→ Problem
In the material, replace "nightstand" with "bedside-table" from the line with "nightstand-top: [125, 288, 323, 300]" up to and including the line with "back-arrow-icon: [15, 64, 38, 84]", leaving all else unchanged. Give only those lines.

(Labeled region entries)

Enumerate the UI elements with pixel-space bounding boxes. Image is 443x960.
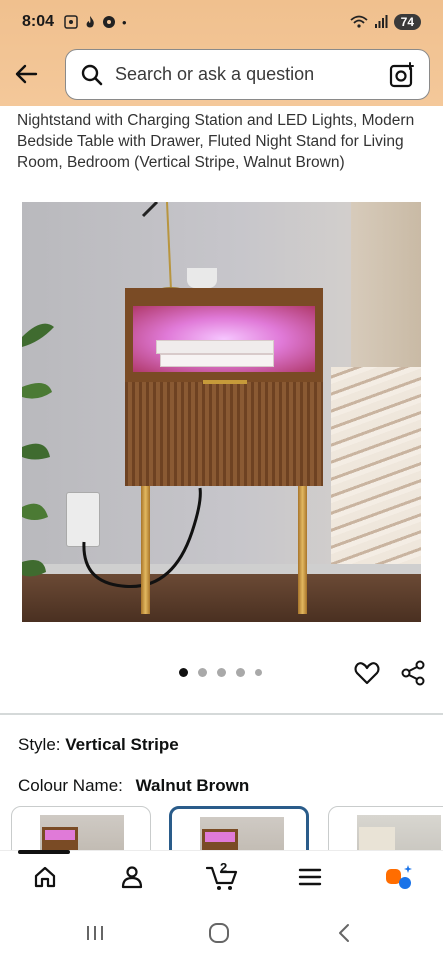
nightstand-top: [125, 288, 323, 300]
nightstand-leg-right: [298, 486, 307, 614]
colour-row: Colour Name: Walnut Brown: [18, 776, 249, 796]
camera-search-icon[interactable]: [389, 61, 415, 88]
nav-rufus-ai[interactable]: [384, 862, 414, 892]
nav-active-indicator: [18, 850, 70, 854]
section-divider: [0, 713, 443, 715]
wifi-icon: [350, 15, 368, 28]
books-graphic: [156, 340, 276, 368]
back-arrow-icon: [15, 64, 38, 84]
nav-menu[interactable]: [295, 862, 325, 892]
soccer-ball-icon: [103, 16, 116, 28]
cup-graphic: [187, 268, 217, 288]
carousel-dot[interactable]: [198, 668, 207, 677]
heart-icon[interactable]: [354, 660, 380, 686]
rufus-assistant-icon: [386, 865, 412, 889]
carousel-dot[interactable]: [255, 669, 262, 676]
battery-indicator: 74: [393, 14, 421, 30]
screenshot-icon: [64, 15, 78, 29]
search-icon: [81, 64, 103, 85]
home-button[interactable]: [207, 922, 231, 944]
product-image[interactable]: [22, 202, 421, 622]
home-circle-icon: [209, 923, 229, 943]
fire-icon: [86, 16, 94, 28]
status-right-icons: 74: [350, 14, 421, 30]
system-back-icon: [339, 924, 349, 942]
signal-icon: [374, 15, 388, 28]
swatch-led: [45, 830, 75, 840]
product-title[interactable]: Nightstand with Charging Station and LED…: [17, 110, 427, 173]
share-icon[interactable]: [400, 660, 426, 686]
status-bar: 8:04 • 74: [0, 0, 443, 44]
carousel-dot[interactable]: [236, 668, 245, 677]
nav-account[interactable]: [117, 862, 147, 892]
status-time: 8:04: [22, 13, 55, 30]
carousel-dot[interactable]: [179, 668, 188, 677]
home-icon: [34, 866, 56, 888]
user-icon: [121, 866, 143, 889]
nav-home[interactable]: [30, 862, 60, 892]
cart-count-badge: 2: [220, 860, 228, 875]
recent-apps-button[interactable]: [83, 922, 107, 944]
book-top: [156, 340, 274, 354]
carousel-dot[interactable]: [217, 668, 226, 677]
drawer-handle: [203, 380, 247, 384]
style-value: Vertical Stripe: [65, 735, 179, 754]
style-label: Style:: [18, 735, 61, 754]
colour-value: Walnut Brown: [135, 776, 250, 795]
recent-apps-icon: [87, 926, 103, 940]
hamburger-menu-icon: [298, 868, 322, 886]
image-carousel-dots[interactable]: [179, 668, 262, 677]
book-bottom: [160, 354, 274, 367]
search-bar[interactable]: Search or ask a question: [65, 49, 430, 100]
nightstand-leg-left: [141, 486, 150, 614]
system-back-button[interactable]: [332, 922, 356, 944]
back-button[interactable]: [12, 60, 40, 88]
swatch-led: [205, 832, 235, 842]
style-row: Style: Vertical Stripe: [18, 735, 179, 755]
status-notification-icons: •: [64, 15, 127, 30]
nightstand-drawer: [125, 378, 323, 486]
colour-label: Colour Name:: [18, 776, 123, 795]
dot-indicator-icon: •: [122, 14, 127, 30]
search-input[interactable]: Search or ask a question: [115, 64, 389, 85]
app-header: 8:04 • 74 Search or ask a question: [0, 0, 443, 106]
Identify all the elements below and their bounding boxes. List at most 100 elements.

→ Exercise answer
bedside-table-top: [125, 288, 323, 300]
bedside-table-leg-right: [298, 486, 307, 614]
colour-row: Colour Name: Walnut Brown: [18, 776, 249, 796]
camera-search-icon[interactable]: [389, 61, 415, 88]
nav-rufus-ai[interactable]: [384, 862, 414, 892]
nav-active-indicator: [18, 850, 70, 854]
section-divider: [0, 713, 443, 715]
wifi-icon: [350, 15, 368, 28]
books-graphic: [156, 340, 276, 368]
back-arrow-icon: [15, 64, 38, 84]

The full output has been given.